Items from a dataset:
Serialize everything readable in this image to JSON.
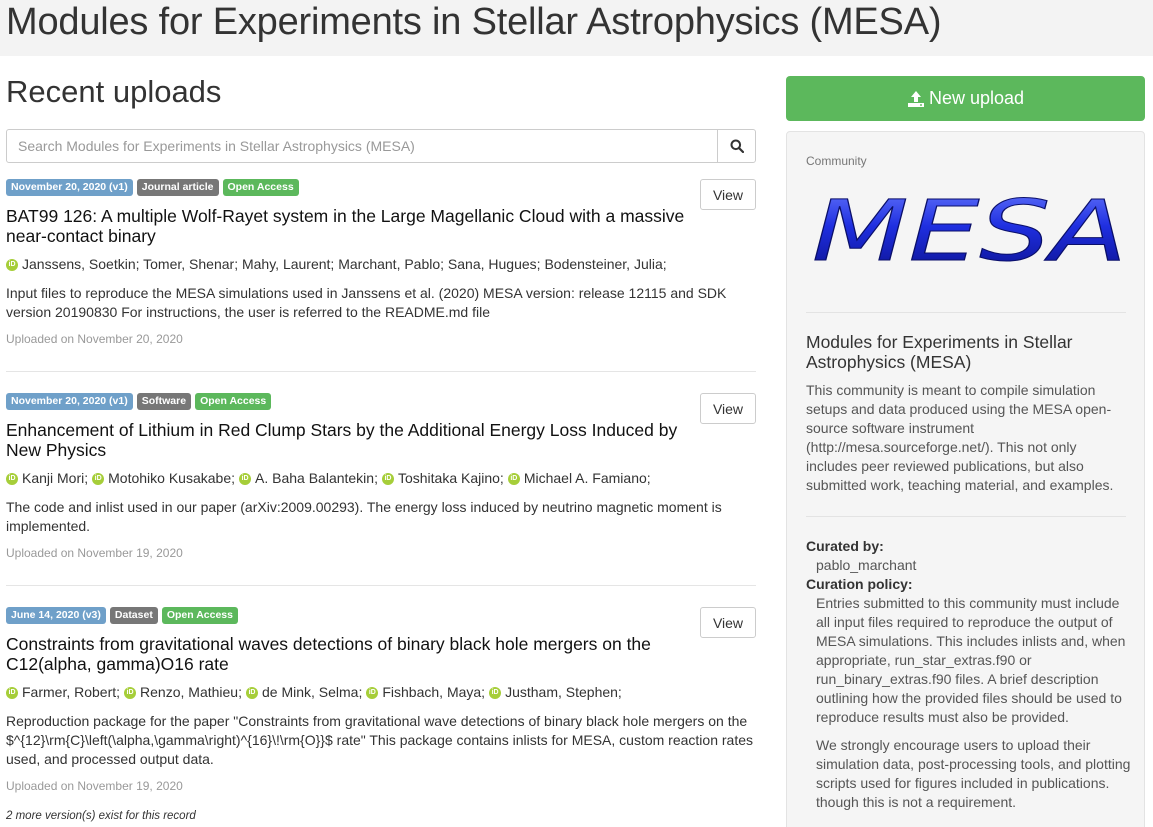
{
  "header": {
    "title": "Modules for Experiments in Stellar Astrophysics (MESA)"
  },
  "main": {
    "section_title": "Recent uploads",
    "search": {
      "placeholder": "Search Modules for Experiments in Stellar Astrophysics (MESA)",
      "icon": "search-icon"
    },
    "view_label": "View",
    "records": [
      {
        "date_badge": "November 20, 2020 (v1)",
        "type_badge": "Journal article",
        "access_badge": "Open Access",
        "title": "BAT99 126: A multiple Wolf-Rayet system in the Large Magellanic Cloud with a massive near-contact binary",
        "authors_text": "Janssens, Soetkin; Tomer, Shenar; Mahy, Laurent; Marchant, Pablo; Sana, Hugues; Bodensteiner, Julia;",
        "description": "Input files to reproduce the MESA simulations used in Janssens et al. (2020) MESA version: release 12115 and SDK version 20190830 For instructions, the user is referred to the README.md file",
        "uploaded": "Uploaded on November 20, 2020"
      },
      {
        "date_badge": "November 20, 2020 (v1)",
        "type_badge": "Software",
        "access_badge": "Open Access",
        "title": "Enhancement of Lithium in Red Clump Stars by the Additional Energy Loss Induced by New Physics",
        "authors": [
          "Kanji Mori;",
          "Motohiko Kusakabe;",
          "A. Baha Balantekin;",
          "Toshitaka Kajino;",
          "Michael A. Famiano;"
        ],
        "description": "The code and inlist used in our paper (arXiv:2009.00293). The energy loss induced by neutrino magnetic moment is implemented.",
        "uploaded": "Uploaded on November 19, 2020"
      },
      {
        "date_badge": "June 14, 2020 (v3)",
        "type_badge": "Dataset",
        "access_badge": "Open Access",
        "title": "Constraints from gravitational waves detections of binary black hole mergers on the C12(alpha, gamma)O16 rate",
        "authors": [
          "Farmer, Robert;",
          "Renzo, Mathieu;",
          "de Mink, Selma;",
          "Fishbach, Maya;",
          "Justham, Stephen;"
        ],
        "description": "Reproduction package for the paper \"Constraints from gravitational wave detections of binary black hole mergers on the $^{12}\\rm{C}\\left(\\alpha,\\gamma\\right)^{16}\\!\\rm{O}}$ rate\"   This package contains inlists for MESA, custom reaction rates used, and processed output data.",
        "uploaded": "Uploaded on November 19, 2020",
        "versions_note": "2 more version(s) exist for this record"
      }
    ]
  },
  "sidebar": {
    "new_upload_label": "New upload",
    "community_label": "Community",
    "logo_text": "MESA",
    "community_title": "Modules for Experiments in Stellar Astrophysics (MESA)",
    "community_description": "This community is meant to compile simulation setups and data produced using the MESA open-source software instrument (http://mesa.sourceforge.net/). This not only includes peer reviewed publications, but also submitted work, teaching material, and examples.",
    "curated_by_label": "Curated by:",
    "curated_by": "pablo_marchant",
    "policy_label": "Curation policy:",
    "policy_p1": "Entries submitted to this community must include all input files required to reproduce the output of MESA simulations. This includes inlists and, when appropriate, run_star_extras.f90 or run_binary_extras.f90 files. A brief description outlining how the provided files should be used to reproduce results must also be provided.",
    "policy_p2": "We strongly encourage users to upload their simulation data, post-processing tools, and plotting scripts used for figures included in publications. though this is not a requirement."
  },
  "colors": {
    "accent_green": "#5cb85c",
    "date_badge": "#6fa0c9",
    "type_badge": "#777777",
    "orcid": "#a6ce39"
  }
}
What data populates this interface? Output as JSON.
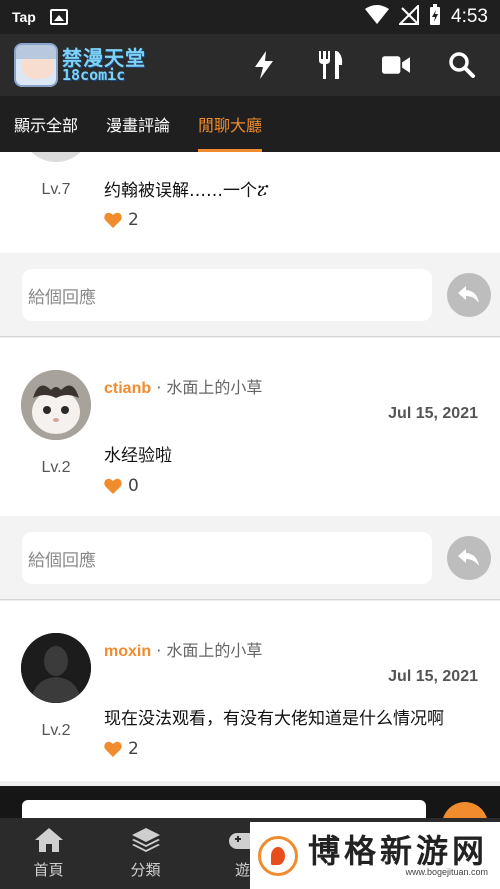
{
  "status_bar": {
    "app_name": "Tap",
    "time": "4:53"
  },
  "app": {
    "logo_line1": "禁漫天堂",
    "logo_line2": "18comic",
    "header_icons": [
      "flash-icon",
      "fork-knife-icon",
      "video-camera-icon",
      "search-icon"
    ]
  },
  "tabs": [
    {
      "label": "顯示全部",
      "active": false
    },
    {
      "label": "漫畫評論",
      "active": false
    },
    {
      "label": "閒聊大廳",
      "active": true
    }
  ],
  "posts": [
    {
      "level": "Lv.7",
      "content": "约翰被误解……一个ፘ",
      "likes": "2"
    },
    {
      "username": "ctianb",
      "separator": "·",
      "topic": "水面上的小草",
      "date": "Jul 15, 2021",
      "level": "Lv.2",
      "content": "水经验啦",
      "likes": "0"
    },
    {
      "username": "moxin",
      "separator": "·",
      "topic": "水面上的小草",
      "date": "Jul 15, 2021",
      "level": "Lv.2",
      "content": "现在没法观看，有没有大佬知道是什么情况啊",
      "likes": "2"
    }
  ],
  "reply": {
    "placeholder": "給個回應"
  },
  "bottom_nav": [
    {
      "label": "首頁",
      "icon": "home-icon"
    },
    {
      "label": "分類",
      "icon": "layers-icon"
    },
    {
      "label": "遊",
      "icon": "gamepad-icon"
    }
  ],
  "watermark": {
    "title": "博格新游网",
    "url": "www.bogejituan.com"
  },
  "colors": {
    "accent": "#f08c2e",
    "dark_bar": "#2b2b2b",
    "status_bar": "#1f1f1f"
  }
}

What the task asks:
Pictures are not part of the copy; output everything else in the records exactly.

Output for this task:
Serialize everything readable in this image to JSON.
{
  "header": {
    "title": "Modules for Experiments in Stellar Astrophysics (MESA)"
  },
  "main": {
    "section_title": "Recent uploads",
    "search": {
      "placeholder": "Search Modules for Experiments in Stellar Astrophysics (MESA)",
      "icon": "search-icon"
    },
    "view_label": "View",
    "records": [
      {
        "date_badge": "November 20, 2020 (v1)",
        "type_badge": "Journal article",
        "access_badge": "Open Access",
        "title": "BAT99 126: A multiple Wolf-Rayet system in the Large Magellanic Cloud with a massive near-contact binary",
        "authors_text": "Janssens, Soetkin; Tomer, Shenar; Mahy, Laurent; Marchant, Pablo; Sana, Hugues; Bodensteiner, Julia;",
        "description": "Input files to reproduce the MESA simulations used in Janssens et al. (2020) MESA version: release 12115 and SDK version 20190830 For instructions, the user is referred to the README.md file",
        "uploaded": "Uploaded on November 20, 2020"
      },
      {
        "date_badge": "November 20, 2020 (v1)",
        "type_badge": "Software",
        "access_badge": "Open Access",
        "title": "Enhancement of Lithium in Red Clump Stars by the Additional Energy Loss Induced by New Physics",
        "authors": [
          "Kanji Mori;",
          "Motohiko Kusakabe;",
          "A. Baha Balantekin;",
          "Toshitaka Kajino;",
          "Michael A. Famiano;"
        ],
        "description": "The code and inlist used in our paper (arXiv:2009.00293). The energy loss induced by neutrino magnetic moment is implemented.",
        "uploaded": "Uploaded on November 19, 2020"
      },
      {
        "date_badge": "June 14, 2020 (v3)",
        "type_badge": "Dataset",
        "access_badge": "Open Access",
        "title": "Constraints from gravitational waves detections of binary black hole mergers on the C12(alpha, gamma)O16 rate",
        "authors": [
          "Farmer, Robert;",
          "Renzo, Mathieu;",
          "de Mink, Selma;",
          "Fishbach, Maya;",
          "Justham, Stephen;"
        ],
        "description": "Reproduction package for the paper \"Constraints from gravitational wave detections of binary black hole mergers on the $^{12}\\rm{C}\\left(\\alpha,\\gamma\\right)^{16}\\!\\rm{O}}$ rate\"   This package contains inlists for MESA, custom reaction rates used, and processed output data.",
        "uploaded": "Uploaded on November 19, 2020",
        "versions_note": "2 more version(s) exist for this record"
      }
    ]
  },
  "sidebar": {
    "new_upload_label": "New upload",
    "community_label": "Community",
    "logo_text": "MESA",
    "community_title": "Modules for Experiments in Stellar Astrophysics (MESA)",
    "community_description": "This community is meant to compile simulation setups and data produced using the MESA open-source software instrument (http://mesa.sourceforge.net/). This not only includes peer reviewed publications, but also submitted work, teaching material, and examples.",
    "curated_by_label": "Curated by:",
    "curated_by": "pablo_marchant",
    "policy_label": "Curation policy:",
    "policy_p1": "Entries submitted to this community must include all input files required to reproduce the output of MESA simulations. This includes inlists and, when appropriate, run_star_extras.f90 or run_binary_extras.f90 files. A brief description outlining how the provided files should be used to reproduce results must also be provided.",
    "policy_p2": "We strongly encourage users to upload their simulation data, post-processing tools, and plotting scripts used for figures included in publications. though this is not a requirement."
  },
  "colors": {
    "accent_green": "#5cb85c",
    "date_badge": "#6fa0c9",
    "type_badge": "#777777",
    "orcid": "#a6ce39"
  }
}
What data populates this interface? Output as JSON.
{
  "status_bar": {
    "app_name": "Tap",
    "time": "4:53"
  },
  "app": {
    "logo_line1": "禁漫天堂",
    "logo_line2": "18comic",
    "header_icons": [
      "flash-icon",
      "fork-knife-icon",
      "video-camera-icon",
      "search-icon"
    ]
  },
  "tabs": [
    {
      "label": "顯示全部",
      "active": false
    },
    {
      "label": "漫畫評論",
      "active": false
    },
    {
      "label": "閒聊大廳",
      "active": true
    }
  ],
  "posts": [
    {
      "level": "Lv.7",
      "content": "约翰被误解……一个ፘ",
      "likes": "2"
    },
    {
      "username": "ctianb",
      "separator": "·",
      "topic": "水面上的小草",
      "date": "Jul 15, 2021",
      "level": "Lv.2",
      "content": "水经验啦",
      "likes": "0"
    },
    {
      "username": "moxin",
      "separator": "·",
      "topic": "水面上的小草",
      "date": "Jul 15, 2021",
      "level": "Lv.2",
      "content": "现在没法观看，有没有大佬知道是什么情况啊",
      "likes": "2"
    }
  ],
  "reply": {
    "placeholder": "給個回應"
  },
  "bottom_nav": [
    {
      "label": "首頁",
      "icon": "home-icon"
    },
    {
      "label": "分類",
      "icon": "layers-icon"
    },
    {
      "label": "遊",
      "icon": "gamepad-icon"
    }
  ],
  "watermark": {
    "title": "博格新游网",
    "url": "www.bogejituan.com"
  },
  "colors": {
    "accent": "#f08c2e",
    "dark_bar": "#2b2b2b",
    "status_bar": "#1f1f1f"
  }
}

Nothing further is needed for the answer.